[Data items]

+--

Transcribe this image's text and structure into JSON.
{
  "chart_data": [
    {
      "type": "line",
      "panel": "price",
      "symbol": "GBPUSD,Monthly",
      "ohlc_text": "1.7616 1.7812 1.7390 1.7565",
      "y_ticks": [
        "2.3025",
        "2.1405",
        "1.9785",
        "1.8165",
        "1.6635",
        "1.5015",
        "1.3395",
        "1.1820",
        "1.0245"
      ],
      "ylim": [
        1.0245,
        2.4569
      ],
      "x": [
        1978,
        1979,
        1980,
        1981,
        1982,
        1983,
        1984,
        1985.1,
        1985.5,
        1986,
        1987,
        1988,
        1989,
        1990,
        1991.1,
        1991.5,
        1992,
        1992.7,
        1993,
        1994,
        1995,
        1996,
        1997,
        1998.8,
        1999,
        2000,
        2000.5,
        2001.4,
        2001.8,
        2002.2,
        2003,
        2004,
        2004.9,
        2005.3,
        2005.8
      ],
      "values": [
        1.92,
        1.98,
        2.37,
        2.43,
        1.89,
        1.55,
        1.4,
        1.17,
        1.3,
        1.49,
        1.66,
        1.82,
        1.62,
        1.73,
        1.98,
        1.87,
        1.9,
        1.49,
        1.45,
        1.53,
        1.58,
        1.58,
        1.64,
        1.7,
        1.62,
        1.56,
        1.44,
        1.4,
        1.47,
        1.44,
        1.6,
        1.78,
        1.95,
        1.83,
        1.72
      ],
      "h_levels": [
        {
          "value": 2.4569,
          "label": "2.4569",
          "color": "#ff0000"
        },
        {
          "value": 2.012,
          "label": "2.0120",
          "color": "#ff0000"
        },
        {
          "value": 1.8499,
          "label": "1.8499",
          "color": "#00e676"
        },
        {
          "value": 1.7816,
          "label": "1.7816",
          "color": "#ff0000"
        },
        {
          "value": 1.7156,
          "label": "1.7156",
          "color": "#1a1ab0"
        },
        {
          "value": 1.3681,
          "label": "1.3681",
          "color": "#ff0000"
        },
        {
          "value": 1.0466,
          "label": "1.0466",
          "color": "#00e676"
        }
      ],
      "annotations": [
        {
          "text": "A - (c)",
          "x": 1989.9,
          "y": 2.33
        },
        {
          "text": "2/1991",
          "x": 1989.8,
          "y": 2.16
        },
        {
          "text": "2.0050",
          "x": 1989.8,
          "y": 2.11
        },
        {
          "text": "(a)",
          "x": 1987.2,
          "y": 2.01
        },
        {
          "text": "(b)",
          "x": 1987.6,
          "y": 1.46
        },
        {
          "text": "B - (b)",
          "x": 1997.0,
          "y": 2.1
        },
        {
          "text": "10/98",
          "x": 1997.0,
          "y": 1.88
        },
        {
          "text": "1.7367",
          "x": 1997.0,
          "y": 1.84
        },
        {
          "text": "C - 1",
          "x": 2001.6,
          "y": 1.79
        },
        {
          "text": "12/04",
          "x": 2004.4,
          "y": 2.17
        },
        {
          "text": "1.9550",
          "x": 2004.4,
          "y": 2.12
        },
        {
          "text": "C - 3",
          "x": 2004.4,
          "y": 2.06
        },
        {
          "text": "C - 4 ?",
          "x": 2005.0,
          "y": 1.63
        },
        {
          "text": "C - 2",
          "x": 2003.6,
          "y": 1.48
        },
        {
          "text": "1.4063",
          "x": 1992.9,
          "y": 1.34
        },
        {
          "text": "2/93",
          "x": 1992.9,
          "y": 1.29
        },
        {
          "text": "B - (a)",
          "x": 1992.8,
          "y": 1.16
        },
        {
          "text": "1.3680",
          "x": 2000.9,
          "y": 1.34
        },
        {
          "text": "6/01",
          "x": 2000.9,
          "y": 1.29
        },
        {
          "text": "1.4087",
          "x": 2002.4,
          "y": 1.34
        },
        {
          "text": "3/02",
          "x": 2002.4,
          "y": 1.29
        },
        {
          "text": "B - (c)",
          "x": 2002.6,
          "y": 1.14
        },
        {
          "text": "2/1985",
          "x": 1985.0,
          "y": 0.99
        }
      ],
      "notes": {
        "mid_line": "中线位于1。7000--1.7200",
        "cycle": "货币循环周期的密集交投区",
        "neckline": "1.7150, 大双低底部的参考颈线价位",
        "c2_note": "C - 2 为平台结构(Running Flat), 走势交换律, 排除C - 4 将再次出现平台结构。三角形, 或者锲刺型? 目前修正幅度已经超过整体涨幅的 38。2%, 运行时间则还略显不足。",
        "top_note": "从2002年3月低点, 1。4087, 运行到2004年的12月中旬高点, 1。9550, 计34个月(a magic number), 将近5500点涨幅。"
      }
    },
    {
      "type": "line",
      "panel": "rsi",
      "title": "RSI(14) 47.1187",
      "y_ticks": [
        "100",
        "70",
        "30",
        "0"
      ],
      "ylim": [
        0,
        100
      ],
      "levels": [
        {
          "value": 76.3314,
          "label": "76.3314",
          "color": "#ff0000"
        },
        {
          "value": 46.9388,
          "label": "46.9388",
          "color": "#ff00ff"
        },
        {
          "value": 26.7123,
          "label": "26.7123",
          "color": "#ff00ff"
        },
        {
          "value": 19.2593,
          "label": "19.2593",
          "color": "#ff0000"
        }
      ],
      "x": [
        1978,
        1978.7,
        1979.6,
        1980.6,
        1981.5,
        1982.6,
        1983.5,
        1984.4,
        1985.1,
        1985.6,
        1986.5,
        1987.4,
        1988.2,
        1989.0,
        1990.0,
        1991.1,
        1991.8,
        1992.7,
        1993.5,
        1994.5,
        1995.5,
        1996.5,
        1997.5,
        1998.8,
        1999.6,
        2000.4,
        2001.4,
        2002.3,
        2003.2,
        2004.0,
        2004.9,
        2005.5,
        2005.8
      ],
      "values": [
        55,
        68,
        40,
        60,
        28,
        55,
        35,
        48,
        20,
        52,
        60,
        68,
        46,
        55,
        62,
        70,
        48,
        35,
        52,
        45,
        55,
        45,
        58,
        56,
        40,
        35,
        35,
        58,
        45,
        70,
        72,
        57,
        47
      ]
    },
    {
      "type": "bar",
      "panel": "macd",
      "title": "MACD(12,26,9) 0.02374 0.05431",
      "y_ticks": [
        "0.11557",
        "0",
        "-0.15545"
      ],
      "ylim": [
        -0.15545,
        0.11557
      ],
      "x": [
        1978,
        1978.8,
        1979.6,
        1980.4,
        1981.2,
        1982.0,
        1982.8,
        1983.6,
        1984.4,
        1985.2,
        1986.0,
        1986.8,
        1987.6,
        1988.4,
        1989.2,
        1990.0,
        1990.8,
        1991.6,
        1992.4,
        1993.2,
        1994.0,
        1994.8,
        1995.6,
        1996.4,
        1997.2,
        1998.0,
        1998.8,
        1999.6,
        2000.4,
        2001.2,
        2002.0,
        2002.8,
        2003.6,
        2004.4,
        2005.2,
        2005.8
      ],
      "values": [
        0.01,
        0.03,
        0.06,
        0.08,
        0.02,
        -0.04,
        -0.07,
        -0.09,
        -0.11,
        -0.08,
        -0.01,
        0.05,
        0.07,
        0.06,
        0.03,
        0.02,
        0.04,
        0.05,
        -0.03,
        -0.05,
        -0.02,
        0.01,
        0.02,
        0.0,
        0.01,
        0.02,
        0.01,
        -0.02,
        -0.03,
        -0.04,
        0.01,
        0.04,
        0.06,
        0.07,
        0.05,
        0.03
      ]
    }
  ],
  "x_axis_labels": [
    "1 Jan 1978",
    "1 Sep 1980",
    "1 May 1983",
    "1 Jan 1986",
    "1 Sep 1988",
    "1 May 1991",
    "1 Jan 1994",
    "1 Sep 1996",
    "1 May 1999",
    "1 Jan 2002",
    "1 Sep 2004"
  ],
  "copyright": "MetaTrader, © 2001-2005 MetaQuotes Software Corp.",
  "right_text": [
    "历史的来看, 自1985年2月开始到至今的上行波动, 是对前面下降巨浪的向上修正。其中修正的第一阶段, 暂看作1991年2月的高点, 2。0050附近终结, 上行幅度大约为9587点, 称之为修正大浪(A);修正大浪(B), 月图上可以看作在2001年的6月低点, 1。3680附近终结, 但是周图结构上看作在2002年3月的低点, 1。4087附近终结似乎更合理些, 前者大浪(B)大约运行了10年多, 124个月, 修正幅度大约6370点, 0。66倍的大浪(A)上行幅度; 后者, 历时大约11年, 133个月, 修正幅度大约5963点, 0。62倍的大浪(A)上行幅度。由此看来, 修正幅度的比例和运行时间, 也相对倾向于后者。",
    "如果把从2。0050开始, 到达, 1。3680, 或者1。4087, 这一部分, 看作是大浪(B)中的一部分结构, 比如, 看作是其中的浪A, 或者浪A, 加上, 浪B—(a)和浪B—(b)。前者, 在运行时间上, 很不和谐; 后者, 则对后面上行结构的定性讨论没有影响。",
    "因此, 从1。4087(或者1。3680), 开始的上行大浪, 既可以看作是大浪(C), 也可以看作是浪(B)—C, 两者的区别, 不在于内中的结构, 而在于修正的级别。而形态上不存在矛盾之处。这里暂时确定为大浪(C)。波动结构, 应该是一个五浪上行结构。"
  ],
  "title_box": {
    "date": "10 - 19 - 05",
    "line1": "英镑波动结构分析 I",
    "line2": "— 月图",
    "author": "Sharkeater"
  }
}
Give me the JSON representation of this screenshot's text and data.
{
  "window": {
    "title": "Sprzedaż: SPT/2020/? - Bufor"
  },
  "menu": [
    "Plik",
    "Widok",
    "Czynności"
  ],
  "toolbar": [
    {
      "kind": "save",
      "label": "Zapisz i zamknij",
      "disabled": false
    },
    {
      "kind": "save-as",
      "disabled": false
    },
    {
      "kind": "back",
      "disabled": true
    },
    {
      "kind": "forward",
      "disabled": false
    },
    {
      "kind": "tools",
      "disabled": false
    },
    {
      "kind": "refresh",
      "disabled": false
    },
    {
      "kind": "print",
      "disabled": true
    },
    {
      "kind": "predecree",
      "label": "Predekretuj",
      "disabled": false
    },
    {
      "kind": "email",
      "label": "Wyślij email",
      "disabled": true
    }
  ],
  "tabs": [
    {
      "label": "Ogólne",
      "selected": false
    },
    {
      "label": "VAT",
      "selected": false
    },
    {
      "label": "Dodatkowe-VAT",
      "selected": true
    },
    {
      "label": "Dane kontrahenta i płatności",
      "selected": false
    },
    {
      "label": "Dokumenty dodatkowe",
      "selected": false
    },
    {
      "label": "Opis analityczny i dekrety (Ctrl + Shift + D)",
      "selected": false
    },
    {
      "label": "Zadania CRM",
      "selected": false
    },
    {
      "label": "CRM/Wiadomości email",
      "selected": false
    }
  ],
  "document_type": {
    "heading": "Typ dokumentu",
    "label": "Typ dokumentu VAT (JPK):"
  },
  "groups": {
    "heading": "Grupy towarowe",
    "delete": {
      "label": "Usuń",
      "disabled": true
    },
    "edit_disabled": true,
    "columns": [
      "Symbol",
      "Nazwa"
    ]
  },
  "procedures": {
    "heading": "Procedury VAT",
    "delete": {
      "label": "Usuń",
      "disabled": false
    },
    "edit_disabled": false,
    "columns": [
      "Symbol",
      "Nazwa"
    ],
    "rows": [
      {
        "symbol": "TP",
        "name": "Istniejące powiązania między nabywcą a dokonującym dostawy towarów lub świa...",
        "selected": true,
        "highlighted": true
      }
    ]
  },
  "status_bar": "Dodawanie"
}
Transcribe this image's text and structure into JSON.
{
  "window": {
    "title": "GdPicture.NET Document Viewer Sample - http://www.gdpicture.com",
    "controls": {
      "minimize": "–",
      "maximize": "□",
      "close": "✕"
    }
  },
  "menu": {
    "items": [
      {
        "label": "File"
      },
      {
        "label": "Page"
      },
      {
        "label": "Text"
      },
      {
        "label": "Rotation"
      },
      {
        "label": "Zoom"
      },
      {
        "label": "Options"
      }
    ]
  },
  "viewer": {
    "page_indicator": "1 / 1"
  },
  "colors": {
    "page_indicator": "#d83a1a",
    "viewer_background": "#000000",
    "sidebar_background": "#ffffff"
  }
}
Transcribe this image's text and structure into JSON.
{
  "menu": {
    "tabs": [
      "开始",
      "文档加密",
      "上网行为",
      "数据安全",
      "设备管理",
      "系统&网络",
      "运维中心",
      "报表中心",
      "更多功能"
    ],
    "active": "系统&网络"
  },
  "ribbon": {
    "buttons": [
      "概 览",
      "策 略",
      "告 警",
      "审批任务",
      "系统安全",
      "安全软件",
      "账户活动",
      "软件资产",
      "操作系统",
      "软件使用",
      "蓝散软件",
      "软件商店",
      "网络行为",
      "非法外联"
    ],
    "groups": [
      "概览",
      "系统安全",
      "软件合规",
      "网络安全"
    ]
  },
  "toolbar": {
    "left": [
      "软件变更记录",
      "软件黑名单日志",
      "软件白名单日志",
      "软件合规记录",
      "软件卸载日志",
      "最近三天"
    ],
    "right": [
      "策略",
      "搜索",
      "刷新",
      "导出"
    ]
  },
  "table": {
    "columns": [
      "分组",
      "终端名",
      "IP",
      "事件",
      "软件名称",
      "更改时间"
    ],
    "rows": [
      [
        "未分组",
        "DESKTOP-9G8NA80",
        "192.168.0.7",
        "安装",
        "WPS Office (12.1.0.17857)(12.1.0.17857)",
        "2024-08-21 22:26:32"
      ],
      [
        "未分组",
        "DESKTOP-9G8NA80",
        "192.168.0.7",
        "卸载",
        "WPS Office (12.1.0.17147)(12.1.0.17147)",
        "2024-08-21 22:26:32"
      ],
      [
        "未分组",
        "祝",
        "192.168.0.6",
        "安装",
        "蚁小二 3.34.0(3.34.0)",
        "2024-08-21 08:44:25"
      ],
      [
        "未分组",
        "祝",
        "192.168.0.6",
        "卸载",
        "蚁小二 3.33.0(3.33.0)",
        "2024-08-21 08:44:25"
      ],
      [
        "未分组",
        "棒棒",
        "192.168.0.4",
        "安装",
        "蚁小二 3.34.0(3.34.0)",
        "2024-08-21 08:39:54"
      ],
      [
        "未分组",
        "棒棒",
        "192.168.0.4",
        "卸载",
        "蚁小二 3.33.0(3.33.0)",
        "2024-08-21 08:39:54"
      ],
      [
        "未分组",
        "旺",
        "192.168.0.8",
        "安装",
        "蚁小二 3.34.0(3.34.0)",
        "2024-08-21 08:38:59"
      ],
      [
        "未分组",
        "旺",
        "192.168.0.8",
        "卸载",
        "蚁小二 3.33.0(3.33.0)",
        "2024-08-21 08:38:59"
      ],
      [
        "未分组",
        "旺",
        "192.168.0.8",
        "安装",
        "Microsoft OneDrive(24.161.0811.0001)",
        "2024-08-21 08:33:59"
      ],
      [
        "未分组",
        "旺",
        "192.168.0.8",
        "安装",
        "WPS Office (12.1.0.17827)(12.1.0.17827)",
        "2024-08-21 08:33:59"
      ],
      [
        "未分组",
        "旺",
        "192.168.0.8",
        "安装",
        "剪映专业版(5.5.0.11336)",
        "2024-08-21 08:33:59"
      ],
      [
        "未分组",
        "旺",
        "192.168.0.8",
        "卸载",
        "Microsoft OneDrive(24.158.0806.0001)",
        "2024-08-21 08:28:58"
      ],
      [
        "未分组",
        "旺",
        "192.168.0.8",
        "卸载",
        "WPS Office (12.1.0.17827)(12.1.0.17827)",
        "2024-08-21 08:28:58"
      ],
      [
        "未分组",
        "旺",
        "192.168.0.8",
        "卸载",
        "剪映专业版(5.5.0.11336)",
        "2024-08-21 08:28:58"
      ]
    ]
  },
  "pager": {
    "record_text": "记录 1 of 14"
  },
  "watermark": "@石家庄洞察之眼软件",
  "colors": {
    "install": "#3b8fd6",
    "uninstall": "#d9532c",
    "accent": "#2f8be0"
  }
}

+--

● EXERCISE DESCRIPTION
Pull every line containing "heading" out of the records.

● REPLY TO THE EXERCISE
    "heading": "Typ dokumentu",
    "heading": "Grupy towarowe",
    "heading": "Procedury VAT",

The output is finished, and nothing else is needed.